### [Exercise description]
Repeat each record exactly as written, and drop any images.

>> Begin Available records

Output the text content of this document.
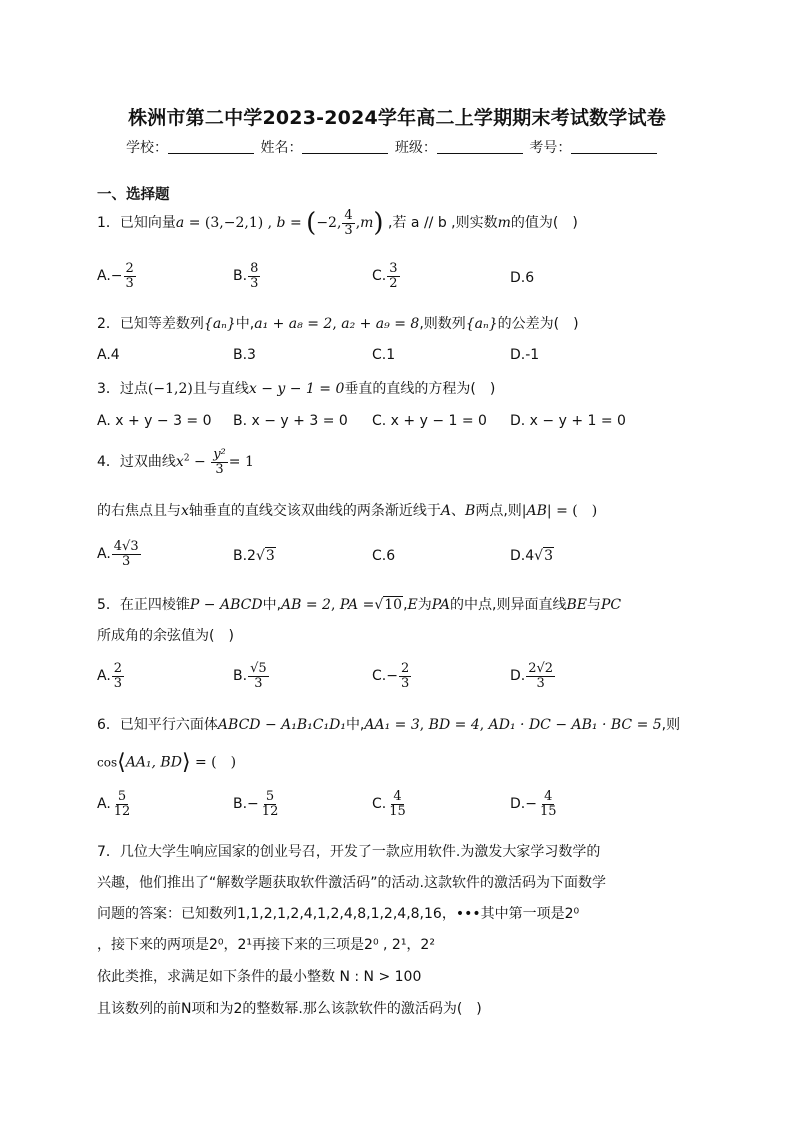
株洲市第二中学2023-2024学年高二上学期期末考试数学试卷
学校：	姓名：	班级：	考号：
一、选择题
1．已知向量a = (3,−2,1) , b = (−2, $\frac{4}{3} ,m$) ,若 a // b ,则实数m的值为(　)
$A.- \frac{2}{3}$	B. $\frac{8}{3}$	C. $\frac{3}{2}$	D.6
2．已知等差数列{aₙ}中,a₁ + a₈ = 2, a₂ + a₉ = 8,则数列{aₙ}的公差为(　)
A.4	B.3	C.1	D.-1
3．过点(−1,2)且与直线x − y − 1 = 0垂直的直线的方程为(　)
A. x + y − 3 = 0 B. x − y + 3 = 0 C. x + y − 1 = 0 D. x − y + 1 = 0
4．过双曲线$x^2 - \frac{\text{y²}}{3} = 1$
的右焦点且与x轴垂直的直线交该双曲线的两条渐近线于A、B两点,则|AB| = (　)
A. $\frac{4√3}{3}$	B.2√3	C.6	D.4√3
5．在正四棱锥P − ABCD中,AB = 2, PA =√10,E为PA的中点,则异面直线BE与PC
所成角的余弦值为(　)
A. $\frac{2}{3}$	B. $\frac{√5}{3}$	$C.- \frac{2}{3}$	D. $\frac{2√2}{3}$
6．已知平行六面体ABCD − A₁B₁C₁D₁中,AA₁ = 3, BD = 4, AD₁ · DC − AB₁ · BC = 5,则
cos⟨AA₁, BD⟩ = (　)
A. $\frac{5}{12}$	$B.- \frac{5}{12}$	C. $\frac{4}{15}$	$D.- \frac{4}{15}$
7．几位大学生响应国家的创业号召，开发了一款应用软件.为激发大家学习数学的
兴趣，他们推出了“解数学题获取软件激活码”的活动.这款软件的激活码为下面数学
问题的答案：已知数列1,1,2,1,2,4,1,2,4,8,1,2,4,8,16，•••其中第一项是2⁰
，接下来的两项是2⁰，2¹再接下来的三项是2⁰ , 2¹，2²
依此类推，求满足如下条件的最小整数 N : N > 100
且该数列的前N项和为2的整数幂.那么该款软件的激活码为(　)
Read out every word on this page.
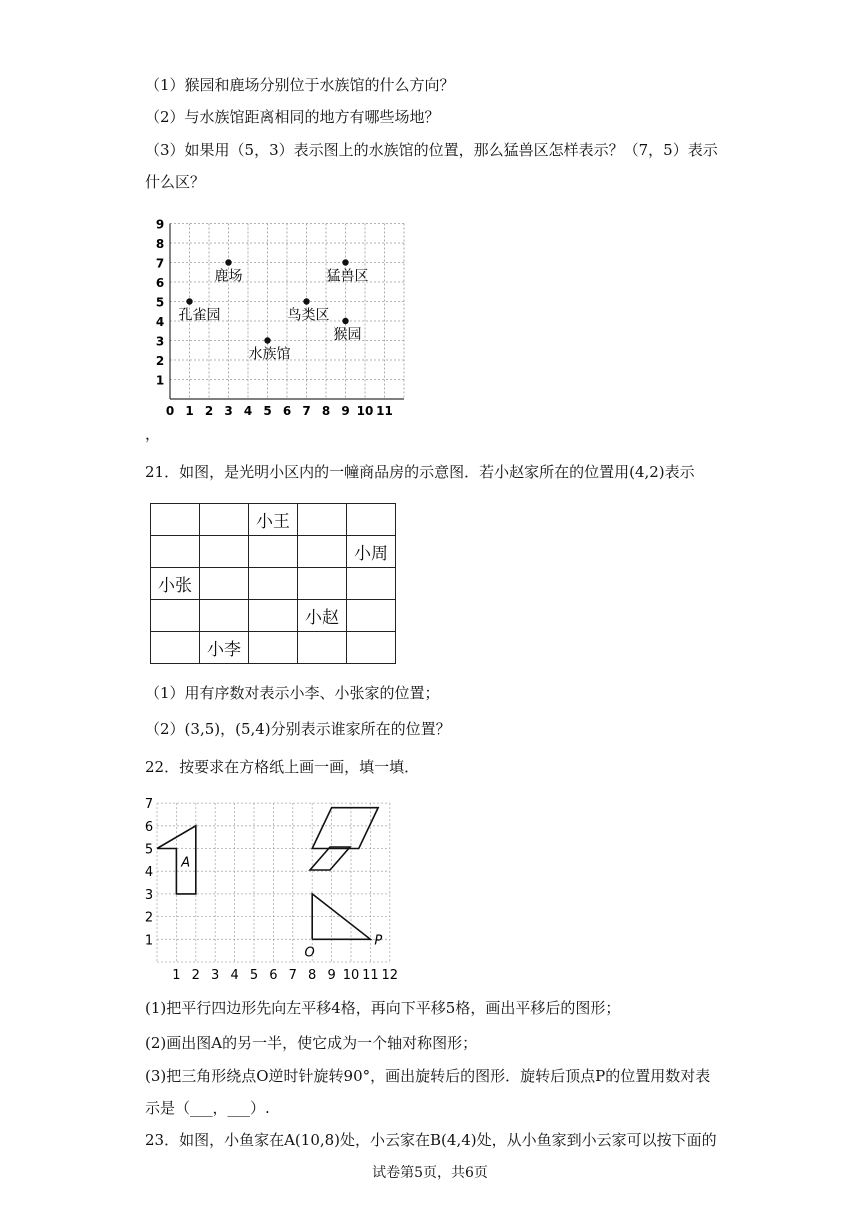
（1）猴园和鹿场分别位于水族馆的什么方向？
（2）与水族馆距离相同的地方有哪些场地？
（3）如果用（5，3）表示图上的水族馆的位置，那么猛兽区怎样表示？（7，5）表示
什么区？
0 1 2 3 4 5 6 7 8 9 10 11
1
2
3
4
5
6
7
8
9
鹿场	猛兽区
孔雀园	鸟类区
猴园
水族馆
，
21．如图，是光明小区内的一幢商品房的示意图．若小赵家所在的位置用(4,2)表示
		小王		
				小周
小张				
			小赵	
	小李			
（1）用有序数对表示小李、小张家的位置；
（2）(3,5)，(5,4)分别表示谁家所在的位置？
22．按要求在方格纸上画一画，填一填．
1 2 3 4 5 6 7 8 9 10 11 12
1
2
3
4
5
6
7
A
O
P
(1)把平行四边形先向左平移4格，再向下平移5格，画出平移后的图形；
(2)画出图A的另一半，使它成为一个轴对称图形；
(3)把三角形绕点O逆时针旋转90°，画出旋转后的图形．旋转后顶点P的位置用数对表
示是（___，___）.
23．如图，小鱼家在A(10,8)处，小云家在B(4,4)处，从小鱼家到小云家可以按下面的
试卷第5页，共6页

>> End Available records

### [Worked answer]
Output the text content of this document.
株洲市第二中学2023-2024学年高二上学期期末考试数学试卷
学校：	姓名：	班级：	考号：
一、选择题
1．已知向量a = (3,−2,1) , b = (−2, $\frac{4}{3} ,m$) ,若 a // b ,则实数m的值为(　)
$A.- \frac{2}{3}$	B. $\frac{8}{3}$	C. $\frac{3}{2}$	D.6
2．已知等差数列{aₙ}中,a₁ + a₈ = 2, a₂ + a₉ = 8,则数列{aₙ}的公差为(　)
A.4	B.3	C.1	D.-1
3．过点(−1,2)且与直线x − y − 1 = 0垂直的直线的方程为(　)
A. x + y − 3 = 0 B. x − y + 3 = 0 C. x + y − 1 = 0 D. x − y + 1 = 0
4．过双曲线$x^2 - \frac{\text{y²}}{3} = 1$
的右焦点且与x轴垂直的直线交该双曲线的两条渐近线于A、B两点,则|AB| = (　)
A. $\frac{4√3}{3}$	B.2√3	C.6	D.4√3
5．在正四棱锥P − ABCD中,AB = 2, PA =√10,E为PA的中点,则异面直线BE与PC
所成角的余弦值为(　)
A. $\frac{2}{3}$	B. $\frac{√5}{3}$	$C.- \frac{2}{3}$	D. $\frac{2√2}{3}$
6．已知平行六面体ABCD − A₁B₁C₁D₁中,AA₁ = 3, BD = 4, AD₁ · DC − AB₁ · BC = 5,则
cos⟨AA₁, BD⟩ = (　)
A. $\frac{5}{12}$	$B.- \frac{5}{12}$	C. $\frac{4}{15}$	$D.- \frac{4}{15}$
7．几位大学生响应国家的创业号召，开发了一款应用软件.为激发大家学习数学的
兴趣，他们推出了“解数学题获取软件激活码”的活动.这款软件的激活码为下面数学
问题的答案：已知数列1,1,2,1,2,4,1,2,4,8,1,2,4,8,16，•••其中第一项是2⁰
，接下来的两项是2⁰，2¹再接下来的三项是2⁰ , 2¹，2²
依此类推，求满足如下条件的最小整数 N : N > 100
且该数列的前N项和为2的整数幂.那么该款软件的激活码为(　)
Read out every word on this page.
（1）猴园和鹿场分别位于水族馆的什么方向？
（2）与水族馆距离相同的地方有哪些场地？
（3）如果用（5，3）表示图上的水族馆的位置，那么猛兽区怎样表示？（7，5）表示
什么区？
0 1 2 3 4 5 6 7 8 9 10 11
1
2
3
4
5
6
7
8
9
鹿场	猛兽区
孔雀园	鸟类区
猴园
水族馆
，
21．如图，是光明小区内的一幢商品房的示意图．若小赵家所在的位置用(4,2)表示
		小王		
				小周
小张				
			小赵	
	小李			
（1）用有序数对表示小李、小张家的位置；
（2）(3,5)，(5,4)分别表示谁家所在的位置？
22．按要求在方格纸上画一画，填一填．
1 2 3 4 5 6 7 8 9 10 11 12
1
2
3
4
5
6
7
A
O
P
(1)把平行四边形先向左平移4格，再向下平移5格，画出平移后的图形；
(2)画出图A的另一半，使它成为一个轴对称图形；
(3)把三角形绕点O逆时针旋转90°，画出旋转后的图形．旋转后顶点P的位置用数对表
示是（___，___）.
23．如图，小鱼家在A(10,8)处，小云家在B(4,4)处，从小鱼家到小云家可以按下面的
试卷第5页，共6页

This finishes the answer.